» What to work on
Please repeat each line below exactly, with no images in the copy.

━━━ Provided entries

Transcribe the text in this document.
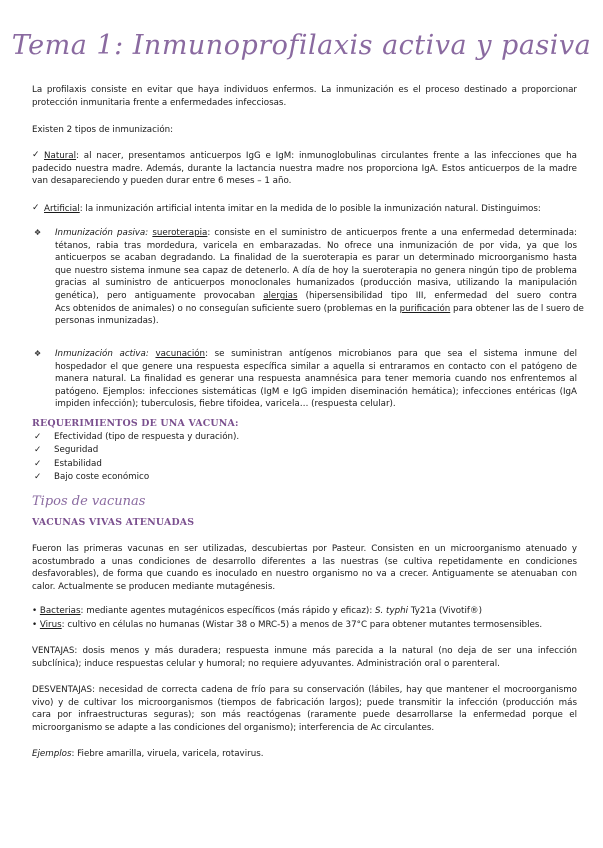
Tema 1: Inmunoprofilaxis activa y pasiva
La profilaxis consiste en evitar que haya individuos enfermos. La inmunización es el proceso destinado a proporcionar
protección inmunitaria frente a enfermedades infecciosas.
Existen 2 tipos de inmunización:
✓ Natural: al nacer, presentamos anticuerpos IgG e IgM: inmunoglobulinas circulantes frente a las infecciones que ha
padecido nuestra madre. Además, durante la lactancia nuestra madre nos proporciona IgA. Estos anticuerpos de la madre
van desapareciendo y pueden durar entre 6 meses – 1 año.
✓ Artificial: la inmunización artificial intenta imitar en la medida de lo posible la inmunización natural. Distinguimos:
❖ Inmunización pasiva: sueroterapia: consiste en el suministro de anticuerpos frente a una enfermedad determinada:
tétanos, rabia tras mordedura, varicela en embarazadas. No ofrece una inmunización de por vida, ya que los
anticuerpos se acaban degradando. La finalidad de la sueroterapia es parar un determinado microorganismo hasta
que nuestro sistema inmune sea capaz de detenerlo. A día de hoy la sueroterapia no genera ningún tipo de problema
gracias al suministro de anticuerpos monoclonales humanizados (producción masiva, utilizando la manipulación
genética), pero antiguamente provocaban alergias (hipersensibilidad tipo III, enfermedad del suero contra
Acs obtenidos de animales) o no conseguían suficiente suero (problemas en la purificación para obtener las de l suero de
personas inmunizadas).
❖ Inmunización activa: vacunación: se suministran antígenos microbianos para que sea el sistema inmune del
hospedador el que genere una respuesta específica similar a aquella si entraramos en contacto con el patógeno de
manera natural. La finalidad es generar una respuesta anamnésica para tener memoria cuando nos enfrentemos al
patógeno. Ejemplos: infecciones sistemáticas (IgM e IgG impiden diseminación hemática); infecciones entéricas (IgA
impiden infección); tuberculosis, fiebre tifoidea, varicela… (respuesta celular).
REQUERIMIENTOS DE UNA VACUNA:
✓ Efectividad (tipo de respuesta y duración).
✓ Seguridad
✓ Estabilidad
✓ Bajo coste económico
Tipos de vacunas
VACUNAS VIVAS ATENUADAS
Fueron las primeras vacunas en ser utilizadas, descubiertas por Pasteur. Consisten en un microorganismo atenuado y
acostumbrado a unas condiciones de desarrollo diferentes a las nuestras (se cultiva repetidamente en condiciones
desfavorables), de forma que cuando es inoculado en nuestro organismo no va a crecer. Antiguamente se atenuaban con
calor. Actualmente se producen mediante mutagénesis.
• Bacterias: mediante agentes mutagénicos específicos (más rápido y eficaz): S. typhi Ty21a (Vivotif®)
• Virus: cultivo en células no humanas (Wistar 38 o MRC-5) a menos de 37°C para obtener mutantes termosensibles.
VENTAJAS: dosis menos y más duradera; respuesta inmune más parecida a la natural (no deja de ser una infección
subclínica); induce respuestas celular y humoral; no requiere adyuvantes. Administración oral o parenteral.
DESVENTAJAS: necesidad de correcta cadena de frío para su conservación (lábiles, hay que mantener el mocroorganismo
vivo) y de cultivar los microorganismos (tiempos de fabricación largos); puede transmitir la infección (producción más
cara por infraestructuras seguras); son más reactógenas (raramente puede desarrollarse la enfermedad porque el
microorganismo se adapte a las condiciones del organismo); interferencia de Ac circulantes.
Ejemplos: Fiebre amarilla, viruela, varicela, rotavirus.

━━━━━━

» Exercise response
Transcribe the text in this document.
Tema 1: Inmunoprofilaxis activa y pasiva
La profilaxis consiste en evitar que haya individuos enfermos. La inmunización es el proceso destinado a proporcionar
protección inmunitaria frente a enfermedades infecciosas.
Existen 2 tipos de inmunización:
✓ Natural: al nacer, presentamos anticuerpos IgG e IgM: inmunoglobulinas circulantes frente a las infecciones que ha
padecido nuestra madre. Además, durante la lactancia nuestra madre nos proporciona IgA. Estos anticuerpos de la madre
van desapareciendo y pueden durar entre 6 meses – 1 año.
✓ Artificial: la inmunización artificial intenta imitar en la medida de lo posible la inmunización natural. Distinguimos:
❖ Inmunización pasiva: sueroterapia: consiste en el suministro de anticuerpos frente a una enfermedad determinada:
tétanos, rabia tras mordedura, varicela en embarazadas. No ofrece una inmunización de por vida, ya que los
anticuerpos se acaban degradando. La finalidad de la sueroterapia es parar un determinado microorganismo hasta
que nuestro sistema inmune sea capaz de detenerlo. A día de hoy la sueroterapia no genera ningún tipo de problema
gracias al suministro de anticuerpos monoclonales humanizados (producción masiva, utilizando la manipulación
genética), pero antiguamente provocaban alergias (hipersensibilidad tipo III, enfermedad del suero contra
Acs obtenidos de animales) o no conseguían suficiente suero (problemas en la purificación para obtener las de l suero de
personas inmunizadas).
❖ Inmunización activa: vacunación: se suministran antígenos microbianos para que sea el sistema inmune del
hospedador el que genere una respuesta específica similar a aquella si entraramos en contacto con el patógeno de
manera natural. La finalidad es generar una respuesta anamnésica para tener memoria cuando nos enfrentemos al
patógeno. Ejemplos: infecciones sistemáticas (IgM e IgG impiden diseminación hemática); infecciones entéricas (IgA
impiden infección); tuberculosis, fiebre tifoidea, varicela… (respuesta celular).
REQUERIMIENTOS DE UNA VACUNA:
✓ Efectividad (tipo de respuesta y duración).
✓ Seguridad
✓ Estabilidad
✓ Bajo coste económico
Tipos de vacunas
VACUNAS VIVAS ATENUADAS
Fueron las primeras vacunas en ser utilizadas, descubiertas por Pasteur. Consisten en un microorganismo atenuado y
acostumbrado a unas condiciones de desarrollo diferentes a las nuestras (se cultiva repetidamente en condiciones
desfavorables), de forma que cuando es inoculado en nuestro organismo no va a crecer. Antiguamente se atenuaban con
calor. Actualmente se producen mediante mutagénesis.
• Bacterias: mediante agentes mutagénicos específicos (más rápido y eficaz): S. typhi Ty21a (Vivotif®)
• Virus: cultivo en células no humanas (Wistar 38 o MRC-5) a menos de 37°C para obtener mutantes termosensibles.
VENTAJAS: dosis menos y más duradera; respuesta inmune más parecida a la natural (no deja de ser una infección
subclínica); induce respuestas celular y humoral; no requiere adyuvantes. Administración oral o parenteral.
DESVENTAJAS: necesidad de correcta cadena de frío para su conservación (lábiles, hay que mantener el mocroorganismo
vivo) y de cultivar los microorganismos (tiempos de fabricación largos); puede transmitir la infección (producción más
cara por infraestructuras seguras); son más reactógenas (raramente puede desarrollarse la enfermedad porque el
microorganismo se adapte a las condiciones del organismo); interferencia de Ac circulantes.
Ejemplos: Fiebre amarilla, viruela, varicela, rotavirus.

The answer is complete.